*Aim*: All entries must be repeated exactly; do not include the pictures.
[Start Recorded data]
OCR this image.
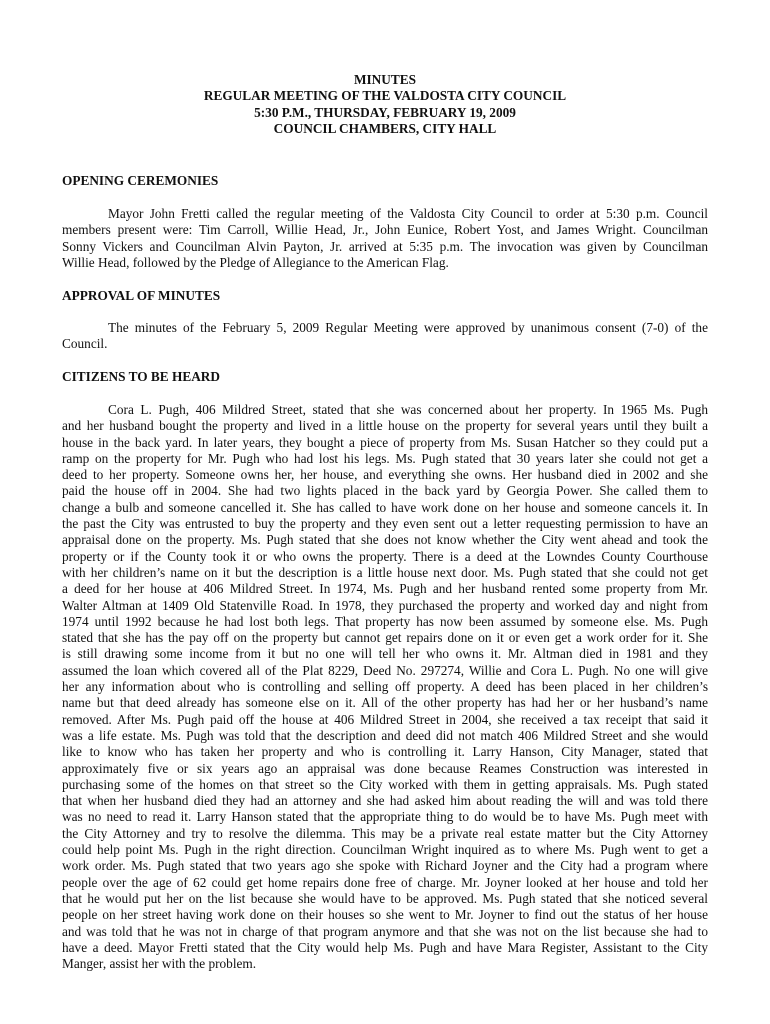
MINUTES
REGULAR MEETING OF THE VALDOSTA CITY COUNCIL
5:30 P.M., THURSDAY, FEBRUARY 19, 2009
COUNCIL CHAMBERS, CITY HALL
OPENING CEREMONIES
Mayor John Fretti called the regular meeting of the Valdosta City Council to order at 5:30 p.m. Council
members present were: Tim Carroll, Willie Head, Jr., John Eunice, Robert Yost, and James Wright. Councilman
Sonny Vickers and Councilman Alvin Payton, Jr. arrived at 5:35 p.m. The invocation was given by Councilman
Willie Head, followed by the Pledge of Allegiance to the American Flag.
APPROVAL OF MINUTES
The minutes of the February 5, 2009 Regular Meeting were approved by unanimous consent (7-0) of the
Council.
CITIZENS TO BE HEARD
Cora L. Pugh, 406 Mildred Street, stated that she was concerned about her property. In 1965 Ms. Pugh
and her husband bought the property and lived in a little house on the property for several years until they built a
house in the back yard. In later years, they bought a piece of property from Ms. Susan Hatcher so they could put a
ramp on the property for Mr. Pugh who had lost his legs. Ms. Pugh stated that 30 years later she could not get a
deed to her property. Someone owns her, her house, and everything she owns. Her husband died in 2002 and she
paid the house off in 2004. She had two lights placed in the back yard by Georgia Power. She called them to
change a bulb and someone cancelled it. She has called to have work done on her house and someone cancels it. In
the past the City was entrusted to buy the property and they even sent out a letter requesting permission to have an
appraisal done on the property. Ms. Pugh stated that she does not know whether the City went ahead and took the
property or if the County took it or who owns the property. There is a deed at the Lowndes County Courthouse
with her children’s name on it but the description is a little house next door. Ms. Pugh stated that she could not get
a deed for her house at 406 Mildred Street. In 1974, Ms. Pugh and her husband rented some property from Mr.
Walter Altman at 1409 Old Statenville Road. In 1978, they purchased the property and worked day and night from
1974 until 1992 because he had lost both legs. That property has now been assumed by someone else. Ms. Pugh
stated that she has the pay off on the property but cannot get repairs done on it or even get a work order for it. She
is still drawing some income from it but no one will tell her who owns it. Mr. Altman died in 1981 and they
assumed the loan which covered all of the Plat 8229, Deed No. 297274, Willie and Cora L. Pugh. No one will give
her any information about who is controlling and selling off property. A deed has been placed in her children’s
name but that deed already has someone else on it. All of the other property has had her or her husband’s name
removed. After Ms. Pugh paid off the house at 406 Mildred Street in 2004, she received a tax receipt that said it
was a life estate. Ms. Pugh was told that the description and deed did not match 406 Mildred Street and she would
like to know who has taken her property and who is controlling it. Larry Hanson, City Manager, stated that
approximately five or six years ago an appraisal was done because Reames Construction was interested in
purchasing some of the homes on that street so the City worked with them in getting appraisals. Ms. Pugh stated
that when her husband died they had an attorney and she had asked him about reading the will and was told there
was no need to read it. Larry Hanson stated that the appropriate thing to do would be to have Ms. Pugh meet with
the City Attorney and try to resolve the dilemma. This may be a private real estate matter but the City Attorney
could help point Ms. Pugh in the right direction. Councilman Wright inquired as to where Ms. Pugh went to get a
work order. Ms. Pugh stated that two years ago she spoke with Richard Joyner and the City had a program where
people over the age of 62 could get home repairs done free of charge. Mr. Joyner looked at her house and told her
that he would put her on the list because she would have to be approved. Ms. Pugh stated that she noticed several
people on her street having work done on their houses so she went to Mr. Joyner to find out the status of her house
and was told that he was not in charge of that program anymore and that she was not on the list because she had to
have a deed. Mayor Fretti stated that the City would help Ms. Pugh and have Mara Register, Assistant to the City
Manger, assist her with the problem.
[End Recorded data]
*Final result*:
OCR this image.
MINUTES
REGULAR MEETING OF THE VALDOSTA CITY COUNCIL
5:30 P.M., THURSDAY, FEBRUARY 19, 2009
COUNCIL CHAMBERS, CITY HALL
OPENING CEREMONIES
Mayor John Fretti called the regular meeting of the Valdosta City Council to order at 5:30 p.m. Council
members present were: Tim Carroll, Willie Head, Jr., John Eunice, Robert Yost, and James Wright. Councilman
Sonny Vickers and Councilman Alvin Payton, Jr. arrived at 5:35 p.m. The invocation was given by Councilman
Willie Head, followed by the Pledge of Allegiance to the American Flag.
APPROVAL OF MINUTES
The minutes of the February 5, 2009 Regular Meeting were approved by unanimous consent (7-0) of the
Council.
CITIZENS TO BE HEARD
Cora L. Pugh, 406 Mildred Street, stated that she was concerned about her property. In 1965 Ms. Pugh
and her husband bought the property and lived in a little house on the property for several years until they built a
house in the back yard. In later years, they bought a piece of property from Ms. Susan Hatcher so they could put a
ramp on the property for Mr. Pugh who had lost his legs. Ms. Pugh stated that 30 years later she could not get a
deed to her property. Someone owns her, her house, and everything she owns. Her husband died in 2002 and she
paid the house off in 2004. She had two lights placed in the back yard by Georgia Power. She called them to
change a bulb and someone cancelled it. She has called to have work done on her house and someone cancels it. In
the past the City was entrusted to buy the property and they even sent out a letter requesting permission to have an
appraisal done on the property. Ms. Pugh stated that she does not know whether the City went ahead and took the
property or if the County took it or who owns the property. There is a deed at the Lowndes County Courthouse
with her children’s name on it but the description is a little house next door. Ms. Pugh stated that she could not get
a deed for her house at 406 Mildred Street. In 1974, Ms. Pugh and her husband rented some property from Mr.
Walter Altman at 1409 Old Statenville Road. In 1978, they purchased the property and worked day and night from
1974 until 1992 because he had lost both legs. That property has now been assumed by someone else. Ms. Pugh
stated that she has the pay off on the property but cannot get repairs done on it or even get a work order for it. She
is still drawing some income from it but no one will tell her who owns it. Mr. Altman died in 1981 and they
assumed the loan which covered all of the Plat 8229, Deed No. 297274, Willie and Cora L. Pugh. No one will give
her any information about who is controlling and selling off property. A deed has been placed in her children’s
name but that deed already has someone else on it. All of the other property has had her or her husband’s name
removed. After Ms. Pugh paid off the house at 406 Mildred Street in 2004, she received a tax receipt that said it
was a life estate. Ms. Pugh was told that the description and deed did not match 406 Mildred Street and she would
like to know who has taken her property and who is controlling it. Larry Hanson, City Manager, stated that
approximately five or six years ago an appraisal was done because Reames Construction was interested in
purchasing some of the homes on that street so the City worked with them in getting appraisals. Ms. Pugh stated
that when her husband died they had an attorney and she had asked him about reading the will and was told there
was no need to read it. Larry Hanson stated that the appropriate thing to do would be to have Ms. Pugh meet with
the City Attorney and try to resolve the dilemma. This may be a private real estate matter but the City Attorney
could help point Ms. Pugh in the right direction. Councilman Wright inquired as to where Ms. Pugh went to get a
work order. Ms. Pugh stated that two years ago she spoke with Richard Joyner and the City had a program where
people over the age of 62 could get home repairs done free of charge. Mr. Joyner looked at her house and told her
that he would put her on the list because she would have to be approved. Ms. Pugh stated that she noticed several
people on her street having work done on their houses so she went to Mr. Joyner to find out the status of her house
and was told that he was not in charge of that program anymore and that she was not on the list because she had to
have a deed. Mayor Fretti stated that the City would help Ms. Pugh and have Mara Register, Assistant to the City
Manger, assist her with the problem.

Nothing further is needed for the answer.